**Problem to work on**
Your task is to filter the data below down to the lines holding "rendu".

**Raw data**
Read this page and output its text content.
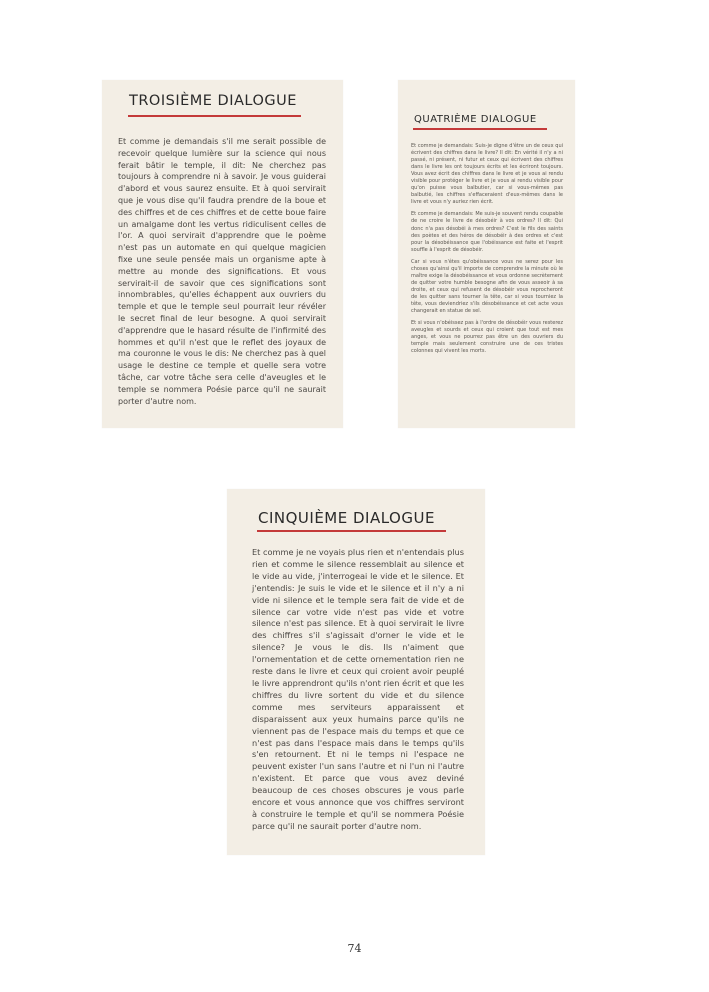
TROISIÈME DIALOGUE
Et comme je demandais s'il me serait possible de recevoir quelque lumière sur la science qui nous ferait bâtir le temple, il dit: Ne cherchez pas toujours à comprendre ni à savoir. Je vous guiderai d'abord et vous saurez ensuite. Et à quoi servirait que je vous dise qu'il faudra prendre de la boue et des chiffres et de ces chiffres et de cette boue faire un amalgame dont les vertus ridiculisent celles de l'or. A quoi servirait d'apprendre que le poème n'est pas un automate en qui quelque magicien fixe une seule pensée mais un organisme apte à mettre au monde des significations. Et vous servirait-il de savoir que ces significations sont innombrables, qu'elles échappent aux ouvriers du temple et que le temple seul pourrait leur révéler le secret final de leur besogne. A quoi servirait d'apprendre que le hasard résulte de l'infirmité des hommes et qu'il n'est que le reflet des joyaux de ma couronne le vous le dis: Ne cherchez pas à quel usage le destine ce temple et quelle sera votre tâche, car votre tâche sera celle d'aveugles et le temple se nommera Poésie parce qu'il ne saurait porter d'autre nom.
QUATRIÈME DIALOGUE

Et comme je demandais: Suis-je digne d'être un de ceux qui écrivent des chiffres dans le livre? Il dit: En vérité il n'y a ni passé, ni présent, ni futur et ceux qui écrivent des chiffres dans le livre les ont toujours écrits et les écriront toujours. Vous avez écrit des chiffres dans le livre et je vous ai rendu visible pour protéger le livre et je vous ai rendu visible pour qu'on puisse vous balbutier, car si vous-mêmes pas balbutié, les chiffres s'effaceraient d'eux-mêmes dans le livre et vous n'y auriez rien écrit.

Et comme je demandais: Me suis-je souvent rendu coupable de ne croire le livre de désobéir à vos ordres? Il dit: Qui donc n'a pas désobéi à mes ordres? C'est le fils des saints des poètes et des héros de désobéir à des ordres et c'est pour la désobéissance que l'obéissance est faite et l'esprit souffle à l'esprit de désobéir.

Car si vous n'êtes qu'obéissance vous ne serez pour les choses qu'ainsi qu'il importe de comprendre la minute où le maître exige la désobéissance et vous ordonne secrètement de quitter votre humble besogne afin de vous asseoir à sa droite, et ceux qui refusent de désobéir vous reprocheront de les quitter sans tourner la tête, car si vous tourniez la tête, vous deviendriez s'ils désobéissance et cet acte vous changerait en statue de sel.

Et si vous n'obéissez pas à l'ordre de désobéir vous resterez aveugles et sourds et ceux qui croient que tout est mes anges, et vous ne pourrez pas être un des ouvriers du temple mais seulement construire une de ces tristes colonnes qui vivent les morts.

CINQUIÈME DIALOGUE
Et comme je ne voyais plus rien et n'entendais plus rien et comme le silence ressemblait au silence et le vide au vide, j'interrogeai le vide et le silence. Et j'entendis: Je suis le vide et le silence et il n'y a ni vide ni silence et le temple sera fait de vide et de silence car votre vide n'est pas vide et votre silence n'est pas silence. Et à quoi servirait le livre des chiffres s'il s'agissait d'orner le vide et le silence? Je vous le dis. Ils n'aiment que l'ornementation et de cette ornementation rien ne reste dans le livre et ceux qui croient avoir peuplé le livre apprendront qu'ils n'ont rien écrit et que les chiffres du livre sortent du vide et du silence comme mes serviteurs apparaissent et disparaissent aux yeux humains parce qu'ils ne viennent pas de l'espace mais du temps et que ce n'est pas dans l'espace mais dans le temps qu'ils s'en retournent. Et ni le temps ni l'espace ne peuvent exister l'un sans l'autre et ni l'un ni l'autre n'existent. Et parce que vous avez deviné beaucoup de ces choses obscures je vous parle encore et vous annonce que vos chiffres serviront à construire le temple et qu'il se nommera Poésie parce qu'il ne saurait porter d'autre nom.
74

**Expected answer**
Et comme je demandais: Suis-je digne d'être un de ceux qui écrivent des chiffres dans le livre? Il dit: En vérité il n'y a ni passé, ni présent, ni futur et ceux qui écrivent des chiffres dans le livre les ont toujours écrits et les écriront toujours. Vous avez écrit des chiffres dans le livre et je vous ai rendu visible pour protéger le livre et je vous ai rendu visible pour qu'on puisse vous balbutier, car si vous-mêmes pas balbutié, les chiffres s'effaceraient d'eux-mêmes dans le livre et vous n'y auriez rien écrit.
Et comme je demandais: Me suis-je souvent rendu coupable de ne croire le livre de désobéir à vos ordres? Il dit: Qui donc n'a pas désobéi à mes ordres? C'est le fils des saints des poètes et des héros de désobéir à des ordres et c'est pour la désobéissance que l'obéissance est faite et l'esprit souffle à l'esprit de désobéir.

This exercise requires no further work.